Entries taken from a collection
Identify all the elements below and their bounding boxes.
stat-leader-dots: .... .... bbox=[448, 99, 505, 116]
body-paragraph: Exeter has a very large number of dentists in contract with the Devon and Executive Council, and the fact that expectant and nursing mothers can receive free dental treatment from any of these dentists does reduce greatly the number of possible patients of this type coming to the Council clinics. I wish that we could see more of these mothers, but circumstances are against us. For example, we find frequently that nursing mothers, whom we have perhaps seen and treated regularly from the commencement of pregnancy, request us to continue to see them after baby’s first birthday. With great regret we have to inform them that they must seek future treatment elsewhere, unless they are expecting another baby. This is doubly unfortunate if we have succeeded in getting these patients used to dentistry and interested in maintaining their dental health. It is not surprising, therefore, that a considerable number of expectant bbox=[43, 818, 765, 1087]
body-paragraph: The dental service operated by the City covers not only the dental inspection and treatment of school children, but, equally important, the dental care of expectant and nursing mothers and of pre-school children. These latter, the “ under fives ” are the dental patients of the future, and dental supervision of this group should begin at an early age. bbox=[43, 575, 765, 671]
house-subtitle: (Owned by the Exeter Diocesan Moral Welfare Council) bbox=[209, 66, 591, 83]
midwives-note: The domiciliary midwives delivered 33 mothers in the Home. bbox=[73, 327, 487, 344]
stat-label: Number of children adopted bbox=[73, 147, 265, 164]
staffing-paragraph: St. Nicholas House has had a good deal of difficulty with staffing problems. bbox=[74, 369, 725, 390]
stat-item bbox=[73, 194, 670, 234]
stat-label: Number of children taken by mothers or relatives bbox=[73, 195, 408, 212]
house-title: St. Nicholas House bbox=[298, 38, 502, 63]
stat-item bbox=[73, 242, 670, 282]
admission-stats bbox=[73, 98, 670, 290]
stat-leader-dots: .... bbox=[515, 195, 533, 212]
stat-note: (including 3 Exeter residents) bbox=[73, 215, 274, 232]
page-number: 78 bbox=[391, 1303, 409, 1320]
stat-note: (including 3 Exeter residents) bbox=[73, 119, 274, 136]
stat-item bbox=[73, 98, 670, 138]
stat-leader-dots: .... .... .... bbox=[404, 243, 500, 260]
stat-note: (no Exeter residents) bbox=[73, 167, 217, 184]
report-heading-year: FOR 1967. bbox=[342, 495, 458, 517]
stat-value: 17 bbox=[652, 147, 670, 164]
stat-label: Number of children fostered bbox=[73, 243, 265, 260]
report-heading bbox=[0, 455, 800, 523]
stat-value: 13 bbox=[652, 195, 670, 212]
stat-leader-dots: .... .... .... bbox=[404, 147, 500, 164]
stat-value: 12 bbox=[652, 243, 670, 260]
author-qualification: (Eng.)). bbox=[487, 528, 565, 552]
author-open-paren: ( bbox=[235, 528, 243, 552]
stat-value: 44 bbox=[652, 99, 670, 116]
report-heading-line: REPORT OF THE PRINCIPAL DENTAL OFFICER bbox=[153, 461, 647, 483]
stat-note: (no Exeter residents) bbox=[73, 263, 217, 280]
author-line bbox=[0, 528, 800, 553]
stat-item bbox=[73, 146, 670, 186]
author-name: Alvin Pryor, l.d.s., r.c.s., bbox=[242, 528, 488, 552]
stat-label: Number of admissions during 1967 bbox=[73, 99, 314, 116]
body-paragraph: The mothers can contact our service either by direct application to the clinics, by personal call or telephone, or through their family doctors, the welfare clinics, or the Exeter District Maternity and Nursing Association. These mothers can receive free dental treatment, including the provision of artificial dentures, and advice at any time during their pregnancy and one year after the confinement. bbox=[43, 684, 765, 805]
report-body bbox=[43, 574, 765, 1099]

> Exercise description:
Every line of the data is to be printed again exactly.

> Result of this task:
Identify all the elements below and their bounding boxes.
stat-leader-dots: .... .... bbox=[448, 99, 505, 116]
body-paragraph: Exeter has a very large number of dentists in contract with the Devon and Executive Council, and the fact that expectant and nursing mothers can receive free dental treatment from any of these dentists does reduce greatly the number of possible patients of this type coming to the Council clinics. I wish that we could see more of these mothers, but circumstances are against us. For example, we find frequently that nursing mothers, whom we have perhaps seen and treated regularly from the commencement of pregnancy, request us to continue to see them after baby’s first birthday. With great regret we have to inform them that they must seek future treatment elsewhere, unless they are expecting another baby. This is doubly unfortunate if we have succeeded in getting these patients used to dentistry and interested in maintaining their dental health. It is not surprising, therefore, that a considerable number of expectant bbox=[43, 818, 765, 1087]
body-paragraph: The dental service operated by the City covers not only the dental inspection and treatment of school children, but, equally important, the dental care of expectant and nursing mothers and of pre-school children. These latter, the “ under fives ” are the dental patients of the future, and dental supervision of this group should begin at an early age. bbox=[43, 575, 765, 671]
house-subtitle: (Owned by the Exeter Diocesan Moral Welfare Council) bbox=[209, 66, 591, 83]
midwives-note: The domiciliary midwives delivered 33 mothers in the Home. bbox=[73, 327, 487, 344]
stat-label: Number of children adopted bbox=[73, 147, 265, 164]
staffing-paragraph: St. Nicholas House has had a good deal of difficulty with staffing problems. bbox=[74, 369, 725, 390]
stat-item bbox=[73, 194, 670, 234]
stat-label: Number of children taken by mothers or relatives bbox=[73, 195, 408, 212]
house-title: St. Nicholas House bbox=[298, 38, 502, 63]
stat-item bbox=[73, 242, 670, 282]
admission-stats bbox=[73, 98, 670, 290]
stat-leader-dots: .... bbox=[515, 195, 533, 212]
stat-note: (including 3 Exeter residents) bbox=[73, 215, 274, 232]
page-number: 78 bbox=[391, 1303, 409, 1320]
stat-note: (including 3 Exeter residents) bbox=[73, 119, 274, 136]
stat-item bbox=[73, 98, 670, 138]
stat-leader-dots: .... .... .... bbox=[404, 243, 500, 260]
stat-note: (no Exeter residents) bbox=[73, 167, 217, 184]
report-heading-year: FOR 1967. bbox=[342, 495, 458, 517]
stat-value: 17 bbox=[652, 147, 670, 164]
stat-label: Number of children fostered bbox=[73, 243, 265, 260]
report-heading bbox=[0, 455, 800, 523]
stat-value: 13 bbox=[652, 195, 670, 212]
stat-leader-dots: .... .... .... bbox=[404, 147, 500, 164]
stat-value: 12 bbox=[652, 243, 670, 260]
author-qualification: (Eng.)). bbox=[487, 528, 565, 552]
author-open-paren: ( bbox=[235, 528, 243, 552]
stat-value: 44 bbox=[652, 99, 670, 116]
report-heading-line: REPORT OF THE PRINCIPAL DENTAL OFFICER bbox=[153, 461, 647, 483]
stat-note: (no Exeter residents) bbox=[73, 263, 217, 280]
author-line bbox=[0, 528, 800, 553]
stat-item bbox=[73, 146, 670, 186]
author-name: Alvin Pryor, l.d.s., r.c.s., bbox=[242, 528, 488, 552]
stat-label: Number of admissions during 1967 bbox=[73, 99, 314, 116]
body-paragraph: The mothers can contact our service either by direct application to the clinics, by personal call or telephone, or through their family doctors, the welfare clinics, or the Exeter District Maternity and Nursing Association. These mothers can receive free dental treatment, including the provision of artificial dentures, and advice at any time during their pregnancy and one year after the confinement. bbox=[43, 684, 765, 805]
report-body bbox=[43, 574, 765, 1099]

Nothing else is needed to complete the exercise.